Fragmento dado
- - - - -

Aparentemente, nada de eso. Como Banville ha dicho en muchas entrevistas, la distinción tiene más que ver con dos formas de encarar la obra narrativa: una centrada en la escritura misma y la otra en la trama (basta echar un vistazo para notar la abundancia de diálogo en unas novelas y su casi inexistencia en las otras, por ejemplo). La distinción, además, aleja la obra firmada como Black de algunos casos similares (JK Rowling escribiendo como Robert Galbraith, Jorge Luis Borges y Adolfo Bioy Casares como H Bustos Domecq o Agatha Christie como Mary Westmacott), porque el interés último es que no se piense en Black como una broma literaria, el juego paródico de un escritor consagrado, una necesaria reinvención o una deformación dentro de su bibliografía, sino como un autor independiente.

Así, desde El secreto de Christine (2006), Black (“el gemelo idiota”) se apoderó de parte de la producción de Banville (“el pretencioso”, como se llamaría en una respuesta a Rodrigo Fresán en 2009), y en diez años publicó nueve novelas (está programada para dentro de unos meses la edición de Wolf on a String), contra tres de Banville (de quien este año se publicará Mrs Osmond). De esos nueve libros de Black, siete son los que comprende, hasta ahora, la serie Quirke (cuyos primeros tres fueron adaptados en una serie de la BBC en 2014), que toma el nombre de su protagonista, un patólogo forense con tendencia al alcoholismo y una entreverada historia familiar, del que no conocemos el nombre de pila y que, por su curiosidad, se ve a menudo envuelto en misterios.

- - - - -

Datos de detección de la disposición del documento:
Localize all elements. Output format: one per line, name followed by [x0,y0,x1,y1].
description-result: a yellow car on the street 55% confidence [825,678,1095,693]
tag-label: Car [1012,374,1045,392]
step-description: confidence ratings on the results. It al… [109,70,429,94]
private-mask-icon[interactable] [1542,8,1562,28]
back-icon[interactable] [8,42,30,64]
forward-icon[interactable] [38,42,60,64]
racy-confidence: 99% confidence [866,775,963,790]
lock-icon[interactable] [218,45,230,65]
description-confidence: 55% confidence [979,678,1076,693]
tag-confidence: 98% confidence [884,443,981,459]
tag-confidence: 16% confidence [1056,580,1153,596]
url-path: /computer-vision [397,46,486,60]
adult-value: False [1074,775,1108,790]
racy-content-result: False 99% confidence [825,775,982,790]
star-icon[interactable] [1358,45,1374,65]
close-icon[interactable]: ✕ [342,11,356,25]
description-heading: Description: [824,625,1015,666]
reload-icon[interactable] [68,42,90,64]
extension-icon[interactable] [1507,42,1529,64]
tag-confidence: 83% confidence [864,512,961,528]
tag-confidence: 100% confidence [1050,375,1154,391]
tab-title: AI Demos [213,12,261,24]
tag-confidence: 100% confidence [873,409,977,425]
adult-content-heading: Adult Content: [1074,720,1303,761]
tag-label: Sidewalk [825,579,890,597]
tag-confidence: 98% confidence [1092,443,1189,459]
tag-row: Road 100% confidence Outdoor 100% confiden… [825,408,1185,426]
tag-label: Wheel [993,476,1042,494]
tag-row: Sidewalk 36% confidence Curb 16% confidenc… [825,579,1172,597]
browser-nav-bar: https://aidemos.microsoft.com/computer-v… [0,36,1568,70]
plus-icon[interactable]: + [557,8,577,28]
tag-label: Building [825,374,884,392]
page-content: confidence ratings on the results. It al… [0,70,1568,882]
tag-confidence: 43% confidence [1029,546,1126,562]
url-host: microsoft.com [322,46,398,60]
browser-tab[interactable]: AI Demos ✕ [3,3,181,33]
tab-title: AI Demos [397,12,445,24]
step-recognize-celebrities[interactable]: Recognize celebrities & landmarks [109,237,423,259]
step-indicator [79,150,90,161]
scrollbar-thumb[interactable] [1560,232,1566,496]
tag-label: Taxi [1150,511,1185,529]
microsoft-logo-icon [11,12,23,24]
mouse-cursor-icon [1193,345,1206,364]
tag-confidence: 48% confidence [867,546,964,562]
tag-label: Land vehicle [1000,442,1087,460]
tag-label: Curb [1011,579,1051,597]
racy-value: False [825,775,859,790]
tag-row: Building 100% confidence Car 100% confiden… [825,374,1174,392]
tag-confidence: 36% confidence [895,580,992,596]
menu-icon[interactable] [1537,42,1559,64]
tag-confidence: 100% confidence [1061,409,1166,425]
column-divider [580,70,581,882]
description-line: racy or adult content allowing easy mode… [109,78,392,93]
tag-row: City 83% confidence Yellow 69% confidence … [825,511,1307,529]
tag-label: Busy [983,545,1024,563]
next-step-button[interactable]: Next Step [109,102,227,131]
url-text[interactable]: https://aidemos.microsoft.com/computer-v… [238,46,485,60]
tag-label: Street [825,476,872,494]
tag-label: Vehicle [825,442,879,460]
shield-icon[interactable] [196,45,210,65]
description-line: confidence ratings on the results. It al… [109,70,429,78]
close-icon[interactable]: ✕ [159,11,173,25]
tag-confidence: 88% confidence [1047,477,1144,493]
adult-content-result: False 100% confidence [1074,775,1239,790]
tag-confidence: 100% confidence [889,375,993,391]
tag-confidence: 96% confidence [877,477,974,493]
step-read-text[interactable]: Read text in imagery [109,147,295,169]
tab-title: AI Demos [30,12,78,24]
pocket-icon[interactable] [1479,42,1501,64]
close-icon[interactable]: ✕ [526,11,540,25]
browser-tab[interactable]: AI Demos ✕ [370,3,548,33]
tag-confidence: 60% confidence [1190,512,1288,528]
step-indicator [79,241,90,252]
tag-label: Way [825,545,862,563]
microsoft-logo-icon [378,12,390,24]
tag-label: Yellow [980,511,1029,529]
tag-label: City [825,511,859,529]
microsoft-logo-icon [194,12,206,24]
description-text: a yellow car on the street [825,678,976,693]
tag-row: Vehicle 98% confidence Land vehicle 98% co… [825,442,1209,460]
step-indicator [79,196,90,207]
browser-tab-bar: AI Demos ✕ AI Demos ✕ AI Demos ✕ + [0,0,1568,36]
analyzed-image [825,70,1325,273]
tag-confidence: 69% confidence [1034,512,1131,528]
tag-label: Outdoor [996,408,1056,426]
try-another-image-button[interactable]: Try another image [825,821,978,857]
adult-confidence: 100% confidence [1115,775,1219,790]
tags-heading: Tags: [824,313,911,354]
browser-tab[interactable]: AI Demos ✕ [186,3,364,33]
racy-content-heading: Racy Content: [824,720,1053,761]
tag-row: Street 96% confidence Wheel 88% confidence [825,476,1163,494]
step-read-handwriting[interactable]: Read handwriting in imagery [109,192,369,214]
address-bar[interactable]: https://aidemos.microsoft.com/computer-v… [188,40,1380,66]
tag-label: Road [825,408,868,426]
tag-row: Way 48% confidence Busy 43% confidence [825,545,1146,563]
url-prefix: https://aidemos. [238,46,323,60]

- - - - -

Tu tarea
Determina si cada afirmación concuerda con el fragmento sobre Banville y Black, y responde sí o no citando textualmente las palabras que lo deciden. (a) La serie Quirke abarca, hasta ahora, siete de los nueve libros de Black. (b) El fragmento da a conocer el nombre de pila del protagonista de la serie Quirke. (c) Los tres primeros libros de la serie Quirke fueron adaptados en una serie de la BBC en 2014.

Respuesta
(a) Sí: "De esos nueve libros de Black, siete son los que comprende, hasta ahora, la serie Quirke".
(b) No: "del que no conocemos el nombre de pila".
(c) Sí: "cuyos primeros tres fueron adaptados en una serie de la BBC en 2014".